#### [LISTED ENTRIES]
..............................

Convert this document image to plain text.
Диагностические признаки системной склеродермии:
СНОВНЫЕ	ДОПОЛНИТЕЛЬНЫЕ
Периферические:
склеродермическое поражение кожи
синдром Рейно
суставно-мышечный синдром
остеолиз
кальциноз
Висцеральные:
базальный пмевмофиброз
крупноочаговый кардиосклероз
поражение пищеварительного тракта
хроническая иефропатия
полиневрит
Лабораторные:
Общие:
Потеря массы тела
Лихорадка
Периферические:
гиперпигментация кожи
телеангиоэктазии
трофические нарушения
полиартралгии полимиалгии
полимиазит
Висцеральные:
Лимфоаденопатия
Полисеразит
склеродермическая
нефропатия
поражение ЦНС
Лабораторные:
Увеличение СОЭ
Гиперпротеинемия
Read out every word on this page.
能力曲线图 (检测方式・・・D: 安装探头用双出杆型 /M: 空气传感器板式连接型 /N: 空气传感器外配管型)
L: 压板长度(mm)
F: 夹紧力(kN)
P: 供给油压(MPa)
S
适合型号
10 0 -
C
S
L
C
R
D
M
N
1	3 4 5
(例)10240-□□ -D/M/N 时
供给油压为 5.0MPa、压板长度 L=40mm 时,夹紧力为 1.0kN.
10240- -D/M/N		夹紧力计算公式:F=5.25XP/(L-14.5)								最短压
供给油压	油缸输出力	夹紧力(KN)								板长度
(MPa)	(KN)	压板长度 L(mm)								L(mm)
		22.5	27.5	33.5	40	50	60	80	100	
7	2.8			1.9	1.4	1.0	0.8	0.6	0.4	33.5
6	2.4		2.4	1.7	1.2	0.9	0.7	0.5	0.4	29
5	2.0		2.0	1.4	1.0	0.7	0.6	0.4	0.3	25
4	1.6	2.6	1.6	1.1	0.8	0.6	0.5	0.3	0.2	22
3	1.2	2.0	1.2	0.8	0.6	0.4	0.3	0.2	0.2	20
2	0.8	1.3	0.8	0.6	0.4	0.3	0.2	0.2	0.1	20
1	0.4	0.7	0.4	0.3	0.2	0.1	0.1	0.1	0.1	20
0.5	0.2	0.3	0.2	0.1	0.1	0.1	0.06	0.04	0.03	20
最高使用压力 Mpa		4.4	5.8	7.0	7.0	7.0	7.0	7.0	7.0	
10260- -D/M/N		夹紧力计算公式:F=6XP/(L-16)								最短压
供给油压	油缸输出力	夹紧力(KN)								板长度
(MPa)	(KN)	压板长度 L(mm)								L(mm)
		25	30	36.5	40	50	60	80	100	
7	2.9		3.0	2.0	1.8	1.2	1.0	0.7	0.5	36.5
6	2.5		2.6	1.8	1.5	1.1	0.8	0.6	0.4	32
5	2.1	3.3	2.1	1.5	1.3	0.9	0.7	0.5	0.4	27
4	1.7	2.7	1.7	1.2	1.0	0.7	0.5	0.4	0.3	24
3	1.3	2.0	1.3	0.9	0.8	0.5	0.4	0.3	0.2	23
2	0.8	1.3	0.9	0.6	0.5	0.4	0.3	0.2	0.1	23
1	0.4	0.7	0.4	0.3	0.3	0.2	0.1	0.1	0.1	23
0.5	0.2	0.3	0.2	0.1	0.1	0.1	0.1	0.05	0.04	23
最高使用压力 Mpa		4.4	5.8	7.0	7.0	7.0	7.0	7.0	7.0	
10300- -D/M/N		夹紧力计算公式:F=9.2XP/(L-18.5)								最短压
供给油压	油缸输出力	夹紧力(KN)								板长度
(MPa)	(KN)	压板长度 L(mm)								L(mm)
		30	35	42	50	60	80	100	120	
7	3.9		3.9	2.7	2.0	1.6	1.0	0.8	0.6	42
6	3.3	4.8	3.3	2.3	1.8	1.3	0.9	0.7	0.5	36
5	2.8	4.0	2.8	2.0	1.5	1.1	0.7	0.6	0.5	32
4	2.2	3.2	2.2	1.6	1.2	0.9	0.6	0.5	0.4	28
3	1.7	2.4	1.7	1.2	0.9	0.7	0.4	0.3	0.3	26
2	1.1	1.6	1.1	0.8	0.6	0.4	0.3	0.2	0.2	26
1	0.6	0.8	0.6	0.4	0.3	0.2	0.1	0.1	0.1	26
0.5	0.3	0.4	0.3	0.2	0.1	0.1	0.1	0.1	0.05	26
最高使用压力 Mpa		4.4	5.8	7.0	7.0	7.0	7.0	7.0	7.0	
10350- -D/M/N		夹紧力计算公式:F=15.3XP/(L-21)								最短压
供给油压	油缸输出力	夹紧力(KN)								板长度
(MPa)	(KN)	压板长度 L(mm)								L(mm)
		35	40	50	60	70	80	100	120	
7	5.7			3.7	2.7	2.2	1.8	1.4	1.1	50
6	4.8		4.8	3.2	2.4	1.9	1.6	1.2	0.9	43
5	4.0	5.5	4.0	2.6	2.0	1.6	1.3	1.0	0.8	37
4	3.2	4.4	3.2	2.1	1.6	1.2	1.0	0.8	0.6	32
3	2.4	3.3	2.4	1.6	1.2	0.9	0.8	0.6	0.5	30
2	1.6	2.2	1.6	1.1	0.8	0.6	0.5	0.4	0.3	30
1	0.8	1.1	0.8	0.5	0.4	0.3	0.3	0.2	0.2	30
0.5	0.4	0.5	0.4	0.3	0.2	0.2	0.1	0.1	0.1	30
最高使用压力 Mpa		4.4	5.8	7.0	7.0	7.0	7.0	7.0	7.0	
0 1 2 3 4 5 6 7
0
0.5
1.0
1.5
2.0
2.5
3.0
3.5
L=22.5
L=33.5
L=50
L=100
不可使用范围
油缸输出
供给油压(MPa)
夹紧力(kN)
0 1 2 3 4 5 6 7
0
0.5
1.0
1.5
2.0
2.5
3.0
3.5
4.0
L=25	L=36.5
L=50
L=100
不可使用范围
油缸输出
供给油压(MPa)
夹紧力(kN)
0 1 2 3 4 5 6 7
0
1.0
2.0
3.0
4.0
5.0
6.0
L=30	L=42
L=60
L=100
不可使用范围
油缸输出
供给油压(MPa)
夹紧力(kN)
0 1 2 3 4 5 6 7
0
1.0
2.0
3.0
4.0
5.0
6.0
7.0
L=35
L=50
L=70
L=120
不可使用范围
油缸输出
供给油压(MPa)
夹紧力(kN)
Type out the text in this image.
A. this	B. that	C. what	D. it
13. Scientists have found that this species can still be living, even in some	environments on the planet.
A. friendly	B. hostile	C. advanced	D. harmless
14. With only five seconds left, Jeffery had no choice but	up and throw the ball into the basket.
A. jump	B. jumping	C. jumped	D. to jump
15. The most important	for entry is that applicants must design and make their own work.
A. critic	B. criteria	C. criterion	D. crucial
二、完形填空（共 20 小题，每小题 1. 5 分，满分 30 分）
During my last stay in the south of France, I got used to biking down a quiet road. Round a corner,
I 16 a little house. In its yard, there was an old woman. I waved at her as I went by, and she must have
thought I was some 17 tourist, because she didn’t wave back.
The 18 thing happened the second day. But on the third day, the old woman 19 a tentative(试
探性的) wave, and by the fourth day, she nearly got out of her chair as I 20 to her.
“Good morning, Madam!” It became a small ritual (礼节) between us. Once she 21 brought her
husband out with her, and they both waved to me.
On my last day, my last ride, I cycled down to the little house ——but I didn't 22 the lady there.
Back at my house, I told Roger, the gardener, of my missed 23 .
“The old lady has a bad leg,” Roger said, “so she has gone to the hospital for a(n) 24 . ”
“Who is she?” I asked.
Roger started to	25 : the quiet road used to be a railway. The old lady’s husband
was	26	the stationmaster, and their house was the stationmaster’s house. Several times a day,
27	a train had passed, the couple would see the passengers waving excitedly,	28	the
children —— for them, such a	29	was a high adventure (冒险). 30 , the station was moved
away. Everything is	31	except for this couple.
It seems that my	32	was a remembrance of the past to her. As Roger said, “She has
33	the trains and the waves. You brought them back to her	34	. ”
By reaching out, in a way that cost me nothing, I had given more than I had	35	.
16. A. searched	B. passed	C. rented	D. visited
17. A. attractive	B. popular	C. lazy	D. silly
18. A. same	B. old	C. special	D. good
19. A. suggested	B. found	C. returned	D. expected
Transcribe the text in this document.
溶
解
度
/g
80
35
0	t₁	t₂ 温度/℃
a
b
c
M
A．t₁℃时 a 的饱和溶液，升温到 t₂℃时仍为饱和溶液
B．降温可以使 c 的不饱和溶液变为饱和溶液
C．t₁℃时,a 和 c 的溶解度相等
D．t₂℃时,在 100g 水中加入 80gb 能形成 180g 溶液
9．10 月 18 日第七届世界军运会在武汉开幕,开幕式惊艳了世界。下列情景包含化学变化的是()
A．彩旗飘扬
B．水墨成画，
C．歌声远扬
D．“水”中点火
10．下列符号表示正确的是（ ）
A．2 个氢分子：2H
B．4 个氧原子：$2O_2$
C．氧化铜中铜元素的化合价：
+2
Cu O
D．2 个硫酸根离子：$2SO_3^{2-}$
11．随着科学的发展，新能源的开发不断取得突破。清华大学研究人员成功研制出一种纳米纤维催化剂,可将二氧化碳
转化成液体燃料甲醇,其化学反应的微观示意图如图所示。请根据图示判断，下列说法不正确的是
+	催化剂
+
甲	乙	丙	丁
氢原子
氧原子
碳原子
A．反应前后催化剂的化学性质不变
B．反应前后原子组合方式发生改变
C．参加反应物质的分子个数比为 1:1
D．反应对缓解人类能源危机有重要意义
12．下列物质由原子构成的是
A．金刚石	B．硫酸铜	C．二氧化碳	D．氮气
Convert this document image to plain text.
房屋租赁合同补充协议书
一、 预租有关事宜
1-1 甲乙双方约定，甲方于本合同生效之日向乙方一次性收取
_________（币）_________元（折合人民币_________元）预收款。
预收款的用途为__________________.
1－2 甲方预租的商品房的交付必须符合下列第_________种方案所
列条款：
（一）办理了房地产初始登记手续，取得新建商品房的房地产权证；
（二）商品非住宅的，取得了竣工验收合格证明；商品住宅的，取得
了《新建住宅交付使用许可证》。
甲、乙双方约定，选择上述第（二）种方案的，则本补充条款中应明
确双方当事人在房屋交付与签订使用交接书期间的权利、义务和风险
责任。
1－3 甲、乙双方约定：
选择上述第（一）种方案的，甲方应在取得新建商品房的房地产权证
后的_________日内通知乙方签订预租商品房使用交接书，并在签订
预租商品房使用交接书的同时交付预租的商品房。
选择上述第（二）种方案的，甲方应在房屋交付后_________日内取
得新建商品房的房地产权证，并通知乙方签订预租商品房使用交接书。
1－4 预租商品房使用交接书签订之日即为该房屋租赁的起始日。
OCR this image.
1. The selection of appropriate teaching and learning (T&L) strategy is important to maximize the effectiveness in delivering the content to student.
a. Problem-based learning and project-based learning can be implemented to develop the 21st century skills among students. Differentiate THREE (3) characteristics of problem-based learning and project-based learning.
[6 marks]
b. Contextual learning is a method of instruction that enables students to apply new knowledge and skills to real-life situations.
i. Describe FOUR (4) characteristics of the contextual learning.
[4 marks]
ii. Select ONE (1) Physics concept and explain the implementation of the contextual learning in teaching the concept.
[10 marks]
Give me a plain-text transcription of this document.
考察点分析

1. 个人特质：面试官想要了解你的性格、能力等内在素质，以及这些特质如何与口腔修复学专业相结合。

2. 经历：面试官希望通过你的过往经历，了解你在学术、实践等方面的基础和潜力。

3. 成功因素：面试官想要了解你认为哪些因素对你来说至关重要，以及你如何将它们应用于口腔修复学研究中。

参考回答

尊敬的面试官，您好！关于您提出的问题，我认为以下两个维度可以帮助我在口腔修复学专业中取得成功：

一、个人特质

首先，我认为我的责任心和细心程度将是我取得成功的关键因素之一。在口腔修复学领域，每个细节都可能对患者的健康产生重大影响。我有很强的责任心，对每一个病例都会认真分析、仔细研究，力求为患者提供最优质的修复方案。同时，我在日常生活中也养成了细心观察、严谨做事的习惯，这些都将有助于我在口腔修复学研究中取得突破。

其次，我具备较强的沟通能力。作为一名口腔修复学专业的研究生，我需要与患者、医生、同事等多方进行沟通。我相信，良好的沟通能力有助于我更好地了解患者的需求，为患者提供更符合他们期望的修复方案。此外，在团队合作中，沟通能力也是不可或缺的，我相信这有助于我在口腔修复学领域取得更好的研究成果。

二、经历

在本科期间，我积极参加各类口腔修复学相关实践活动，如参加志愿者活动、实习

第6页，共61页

..............................

#### [SET PROBLEM]
Reproduce exactly, with nothing added, the lines from the one that contains "OCR this image." to the end of the data.

#### [FULL SOLUTION]
OCR this image.
1. The selection of appropriate teaching and learning (T&L) strategy is important to maximize the effectiveness in delivering the content to student.
a. Problem-based learning and project-based learning can be implemented to develop the 21st century skills among students. Differentiate THREE (3) characteristics of problem-based learning and project-based learning.
[6 marks]
b. Contextual learning is a method of instruction that enables students to apply new knowledge and skills to real-life situations.
i. Describe FOUR (4) characteristics of the contextual learning.
[4 marks]
ii. Select ONE (1) Physics concept and explain the implementation of the contextual learning in teaching the concept.
[10 marks]
Give me a plain-text transcription of this document.
考察点分析

1. 个人特质：面试官想要了解你的性格、能力等内在素质，以及这些特质如何与口腔修复学专业相结合。

2. 经历：面试官希望通过你的过往经历，了解你在学术、实践等方面的基础和潜力。

3. 成功因素：面试官想要了解你认为哪些因素对你来说至关重要，以及你如何将它们应用于口腔修复学研究中。

参考回答

尊敬的面试官，您好！关于您提出的问题，我认为以下两个维度可以帮助我在口腔修复学专业中取得成功：

一、个人特质

首先，我认为我的责任心和细心程度将是我取得成功的关键因素之一。在口腔修复学领域，每个细节都可能对患者的健康产生重大影响。我有很强的责任心，对每一个病例都会认真分析、仔细研究，力求为患者提供最优质的修复方案。同时，我在日常生活中也养成了细心观察、严谨做事的习惯，这些都将有助于我在口腔修复学研究中取得突破。

其次，我具备较强的沟通能力。作为一名口腔修复学专业的研究生，我需要与患者、医生、同事等多方进行沟通。我相信，良好的沟通能力有助于我更好地了解患者的需求，为患者提供更符合他们期望的修复方案。此外，在团队合作中，沟通能力也是不可或缺的，我相信这有助于我在口腔修复学领域取得更好的研究成果。

二、经历

在本科期间，我积极参加各类口腔修复学相关实践活动，如参加志愿者活动、实习

第6页，共61页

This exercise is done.